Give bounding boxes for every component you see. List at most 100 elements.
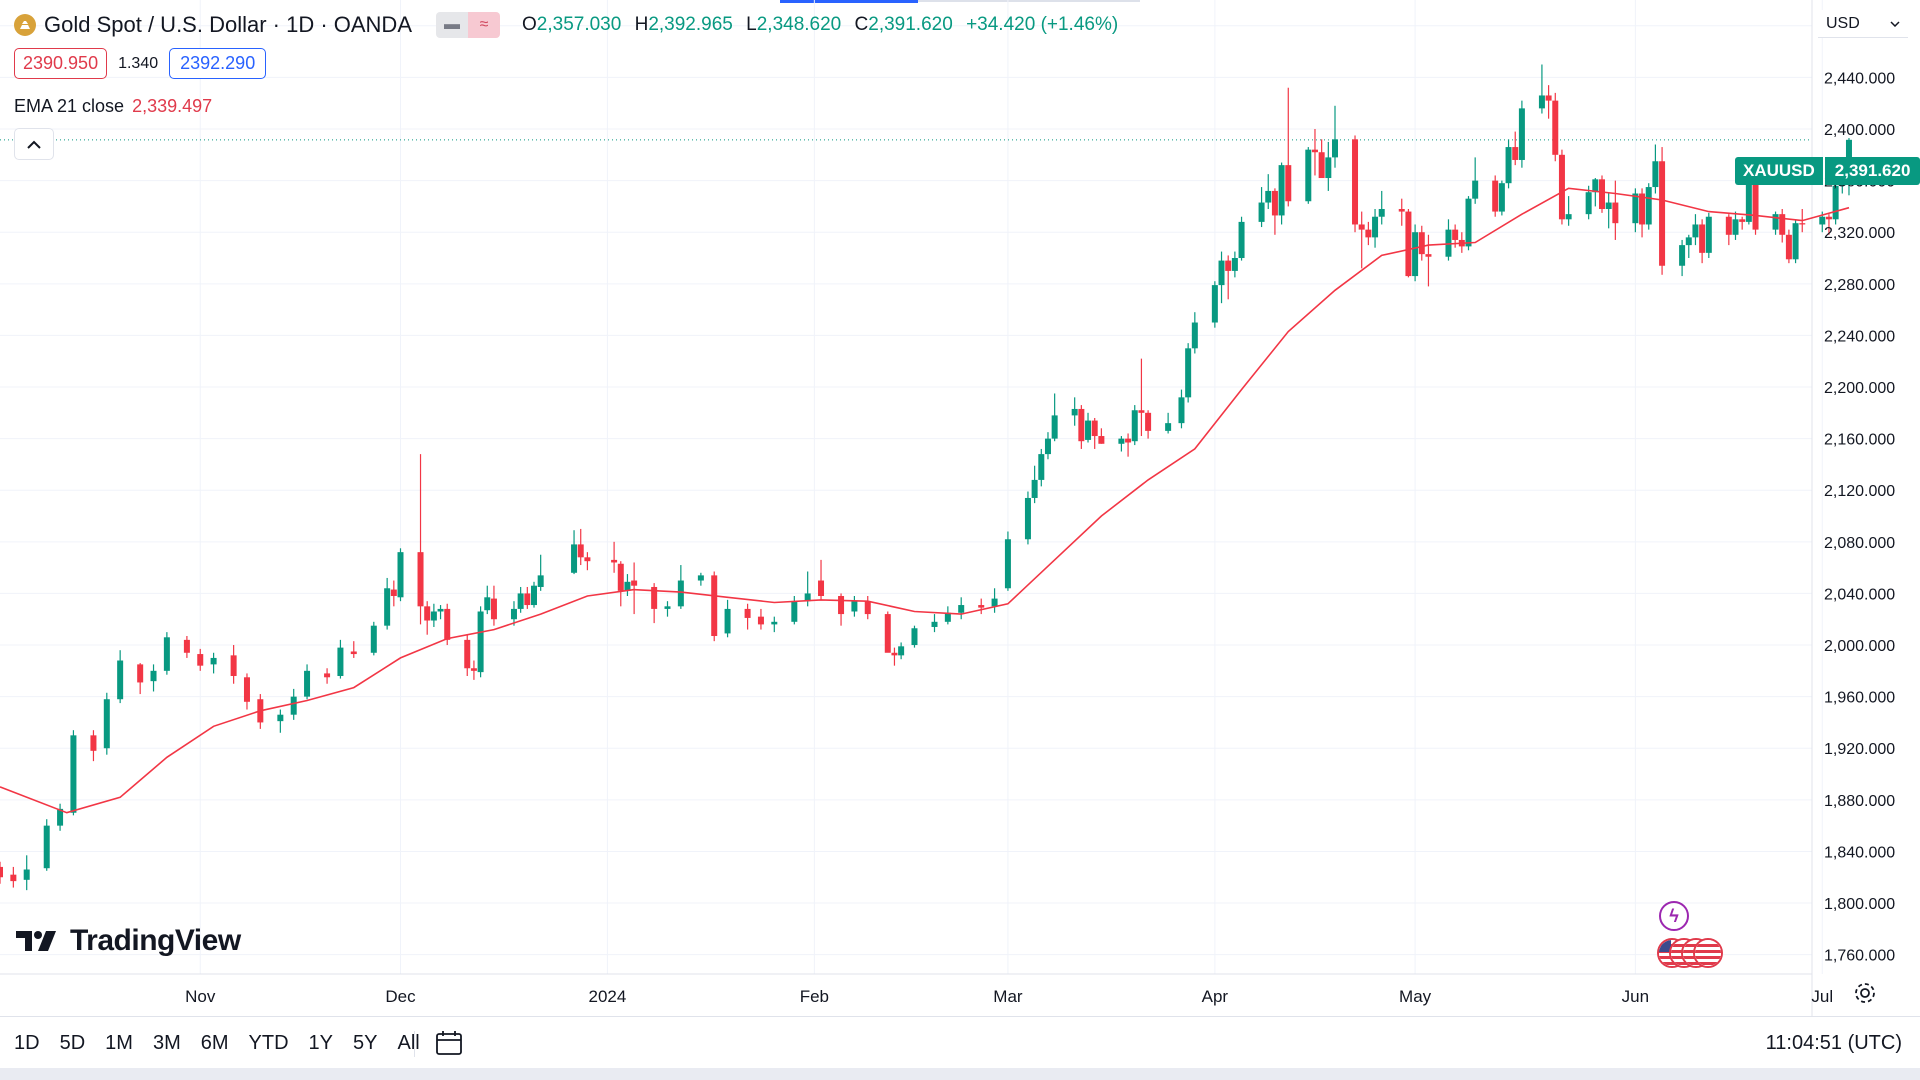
candle-body (1465, 198, 1472, 247)
candle-down (711, 571, 718, 642)
candle-body (10, 874, 17, 882)
symbol-title[interactable]: Gold Spot / U.S. Dollar · 1D · OANDA (44, 12, 412, 37)
candle-up (103, 692, 110, 755)
price-tick-label: 2,440.000 (1824, 70, 1895, 87)
candle-up (1505, 139, 1512, 189)
candle-body (1238, 221, 1245, 259)
candle-body (838, 596, 845, 615)
candle-body (1218, 260, 1225, 286)
candle-body (1779, 214, 1786, 235)
candle-body (1231, 258, 1238, 271)
candle-up (1185, 343, 1192, 403)
indicator-label: EMA 21 close (14, 96, 125, 116)
candle-body (1538, 95, 1545, 109)
wave-icon[interactable]: ≈ (468, 12, 500, 38)
candle-body (631, 580, 638, 586)
candle-down (838, 593, 845, 626)
range-button-ytd[interactable]: YTD (248, 1031, 289, 1054)
range-button-all[interactable]: All (397, 1031, 420, 1054)
candle-up (911, 625, 918, 648)
us-flag-icon[interactable] (1693, 938, 1723, 968)
calendar-icon[interactable] (434, 1029, 464, 1057)
candle-down (1318, 139, 1325, 179)
price-tick-label: 2,280.000 (1824, 277, 1895, 294)
tradingview-logo[interactable]: TradingView (16, 924, 241, 958)
indicator-legend[interactable]: EMA 21 close 2,339.497 (14, 96, 212, 117)
candle-body (524, 593, 531, 606)
candle-down (1352, 135, 1359, 233)
range-button-3m[interactable]: 3M (152, 1031, 181, 1054)
candle-down (464, 634, 471, 676)
currency-select[interactable]: USD (1818, 10, 1908, 38)
candle-body (103, 699, 110, 749)
candle-down (1639, 188, 1646, 238)
candle-up (1332, 105, 1338, 168)
candle-body (1452, 229, 1459, 240)
collapse-legend-button[interactable] (14, 128, 54, 160)
candle-up (337, 639, 344, 679)
candle-body (624, 581, 631, 591)
price-chart[interactable]: 1,760.000 1,800.000 1,840.000 1,880.000 1,92… (0, 0, 1920, 1016)
candle-up (1278, 162, 1285, 225)
candle-up (1004, 531, 1011, 591)
candle-body (891, 652, 898, 656)
candle-up (1372, 208, 1379, 248)
candle-body (1071, 408, 1078, 416)
candle-body (884, 614, 891, 653)
candle-up (944, 606, 951, 625)
candle-down (1098, 428, 1105, 444)
close-label: C (854, 14, 869, 35)
chart-toggle-pill[interactable]: ▬ ≈ (436, 12, 500, 38)
candle-body (417, 552, 424, 607)
candle-body (1358, 224, 1365, 230)
range-button-1y[interactable]: 1Y (308, 1031, 334, 1054)
candle-up (1044, 432, 1051, 460)
candle-up (1592, 178, 1599, 207)
price-tick-label: 2,200.000 (1824, 380, 1895, 397)
toolbar-separator (414, 1031, 415, 1057)
candle-down (1512, 131, 1519, 166)
candle-body (1211, 285, 1218, 323)
candle-body (350, 651, 357, 655)
candle-up (1772, 211, 1779, 235)
candle-up (290, 688, 297, 720)
candle-body (1405, 211, 1412, 277)
range-button-5y[interactable]: 5Y (353, 1031, 378, 1054)
time-axis-labels: Nov Dec 2024 Feb Mar Apr May Jun Jul (185, 987, 1833, 1006)
candle-down (1358, 211, 1365, 269)
candle-down (891, 647, 898, 666)
bottom-toolbar: 1D 5D 1M 3M 6M YTD 1Y 5Y All 11:04:51 (UTC) (0, 1016, 1920, 1069)
range-button-6m[interactable]: 6M (200, 1031, 229, 1054)
candle-up (851, 596, 858, 617)
range-button-1m[interactable]: 1M (105, 1031, 133, 1054)
candle-up (1538, 64, 1545, 114)
economic-events[interactable] (1657, 938, 1723, 972)
flash-icon[interactable]: ϟ (1659, 901, 1689, 931)
utc-clock[interactable]: 11:04:51 (UTC) (1765, 1032, 1902, 1054)
minus-icon[interactable]: ▬ (436, 12, 468, 38)
candle-body (1612, 202, 1619, 224)
candle-down (1145, 410, 1152, 439)
candle-up (370, 621, 377, 656)
candle-up (1679, 239, 1686, 277)
buy-button[interactable]: 2392.290 (169, 48, 267, 79)
candle-body (1558, 154, 1565, 220)
candle-body (537, 575, 544, 587)
ema-line (0, 187, 1850, 814)
candle-body (137, 664, 144, 683)
candle-body (1699, 224, 1706, 253)
candle-body (1372, 216, 1379, 238)
settings-icon[interactable] (1852, 980, 1878, 1006)
candle-body (1378, 208, 1385, 217)
range-button-1d[interactable]: 1D (14, 1031, 40, 1054)
range-button-5d[interactable]: 5D (59, 1031, 86, 1054)
candle-down (611, 541, 618, 573)
candle-down (1405, 208, 1412, 278)
sell-button[interactable]: 2390.950 (14, 48, 108, 79)
candle-body (1131, 410, 1138, 442)
candle-body (1505, 147, 1512, 184)
candle-body (163, 637, 170, 671)
candle-down (0, 861, 3, 884)
candle-down (978, 598, 985, 615)
candle-body (490, 598, 497, 620)
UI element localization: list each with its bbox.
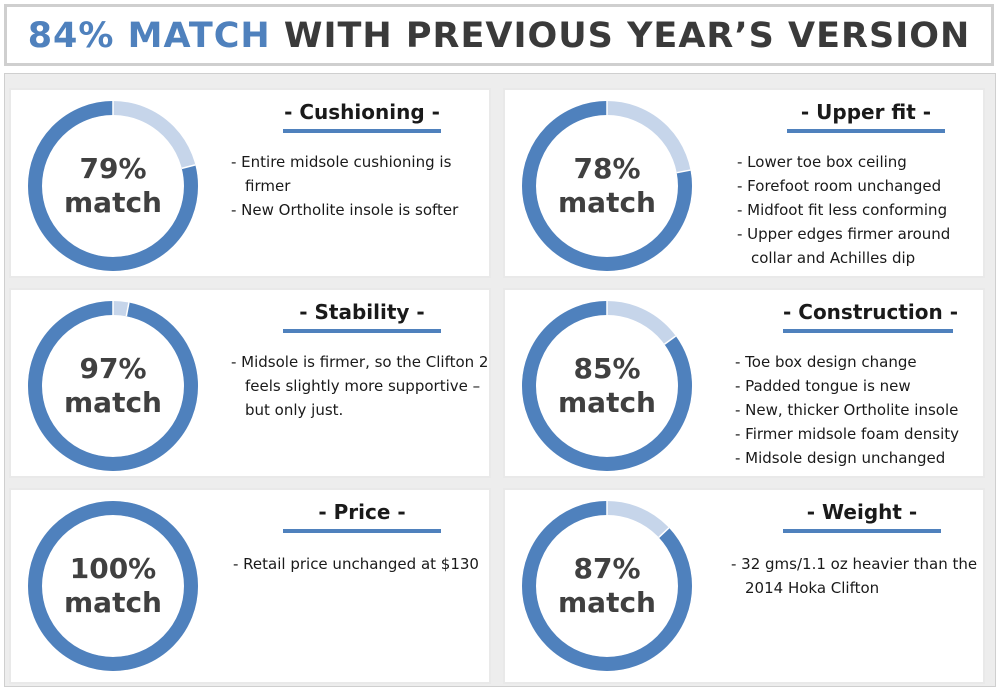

══════

§ Work to do
Write out every line of the items above word for word, omitting the pictures.

§ Final answer
Give bounding boxes for every component you see. List at most 100 elements.
candle-body (1465, 198, 1472, 247)
candle-down (711, 571, 718, 642)
candle-body (10, 874, 17, 882)
symbol-title[interactable]: Gold Spot / U.S. Dollar · 1D · OANDA (44, 12, 412, 37)
candle-up (103, 692, 110, 755)
price-tick-label: 2,440.000 (1824, 70, 1895, 87)
candle-up (1505, 139, 1512, 189)
candle-body (1238, 221, 1245, 259)
candle-body (838, 596, 845, 615)
candle-body (1218, 260, 1225, 286)
candle-body (1779, 214, 1786, 235)
candle-body (1231, 258, 1238, 271)
candle-up (1185, 343, 1192, 403)
indicator-label: EMA 21 close (14, 96, 125, 116)
candle-body (1538, 95, 1545, 109)
wave-icon[interactable]: ≈ (468, 12, 500, 38)
candle-body (631, 580, 638, 586)
candle-down (838, 593, 845, 626)
range-button-ytd[interactable]: YTD (248, 1031, 289, 1054)
range-button-all[interactable]: All (397, 1031, 420, 1054)
candle-up (911, 625, 918, 648)
us-flag-icon[interactable] (1693, 938, 1723, 968)
calendar-icon[interactable] (434, 1029, 464, 1057)
candle-down (1318, 139, 1325, 179)
price-tick-label: 2,280.000 (1824, 277, 1895, 294)
tradingview-logo[interactable]: TradingView (16, 924, 241, 958)
indicator-legend[interactable]: EMA 21 close 2,339.497 (14, 96, 212, 117)
candle-body (524, 593, 531, 606)
candle-down (1352, 135, 1359, 233)
range-button-3m[interactable]: 3M (152, 1031, 181, 1054)
candle-down (464, 634, 471, 676)
currency-select[interactable]: USD (1818, 10, 1908, 38)
candle-body (103, 699, 110, 749)
candle-down (1639, 188, 1646, 238)
candle-up (1332, 105, 1338, 168)
candle-body (1452, 229, 1459, 240)
collapse-legend-button[interactable] (14, 128, 54, 160)
candle-up (337, 639, 344, 679)
candle-body (624, 581, 631, 591)
price-chart[interactable]: 1,760.000 1,800.000 1,840.000 1,880.000 1,92… (0, 0, 1920, 1016)
candle-up (1278, 162, 1285, 225)
candle-up (1004, 531, 1011, 591)
candle-body (891, 652, 898, 656)
candle-up (1372, 208, 1379, 248)
candle-body (1071, 408, 1078, 416)
candle-body (884, 614, 891, 653)
candle-up (944, 606, 951, 625)
candle-down (1098, 428, 1105, 444)
close-label: C (854, 14, 869, 35)
chart-toggle-pill[interactable]: ▬ ≈ (436, 12, 500, 38)
candle-body (417, 552, 424, 607)
candle-body (1358, 224, 1365, 230)
range-button-1y[interactable]: 1Y (308, 1031, 334, 1054)
candle-up (1044, 432, 1051, 460)
candle-up (1592, 178, 1599, 207)
price-tick-label: 2,200.000 (1824, 380, 1895, 397)
toolbar-separator (414, 1031, 415, 1057)
candle-down (1512, 131, 1519, 166)
candle-body (1211, 285, 1218, 323)
candle-body (350, 651, 357, 655)
candle-up (1772, 211, 1779, 235)
candle-up (290, 688, 297, 720)
candle-body (1405, 211, 1412, 277)
range-button-5y[interactable]: 5Y (353, 1031, 378, 1054)
time-axis-labels: Nov Dec 2024 Feb Mar Apr May Jun Jul (185, 987, 1833, 1006)
candle-down (1358, 211, 1365, 269)
candle-down (891, 647, 898, 666)
bottom-toolbar: 1D 5D 1M 3M 6M YTD 1Y 5Y All 11:04:51 (UTC) (0, 1016, 1920, 1069)
range-button-6m[interactable]: 6M (200, 1031, 229, 1054)
candle-up (851, 596, 858, 617)
range-button-1m[interactable]: 1M (105, 1031, 133, 1054)
candle-up (1538, 64, 1545, 114)
economic-events[interactable] (1657, 938, 1723, 972)
flash-icon[interactable]: ϟ (1659, 901, 1689, 931)
utc-clock[interactable]: 11:04:51 (UTC) (1765, 1032, 1902, 1054)
minus-icon[interactable]: ▬ (436, 12, 468, 38)
candle-body (1612, 202, 1619, 224)
candle-down (1145, 410, 1152, 439)
candle-up (370, 621, 377, 656)
candle-up (1679, 239, 1686, 277)
buy-button[interactable]: 2392.290 (169, 48, 267, 79)
candle-body (1558, 154, 1565, 220)
candle-body (537, 575, 544, 587)
ema-line (0, 187, 1850, 814)
candle-body (137, 664, 144, 683)
candle-body (1699, 224, 1706, 253)
candle-body (1372, 216, 1379, 238)
settings-icon[interactable] (1852, 980, 1878, 1006)
candle-body (1378, 208, 1385, 217)
range-button-1d[interactable]: 1D (14, 1031, 40, 1054)
range-button-5d[interactable]: 5D (59, 1031, 86, 1054)
candle-down (611, 541, 618, 573)
candle-down (1405, 208, 1412, 278)
sell-button[interactable]: 2390.950 (14, 48, 108, 79)
candle-body (1131, 410, 1138, 442)
candle-body (1505, 147, 1512, 184)
candle-body (163, 637, 170, 671)
candle-down (0, 861, 3, 884)
candle-down (978, 598, 985, 615)
candle-body (490, 598, 497, 620)
UI element localization: list each with its bbox.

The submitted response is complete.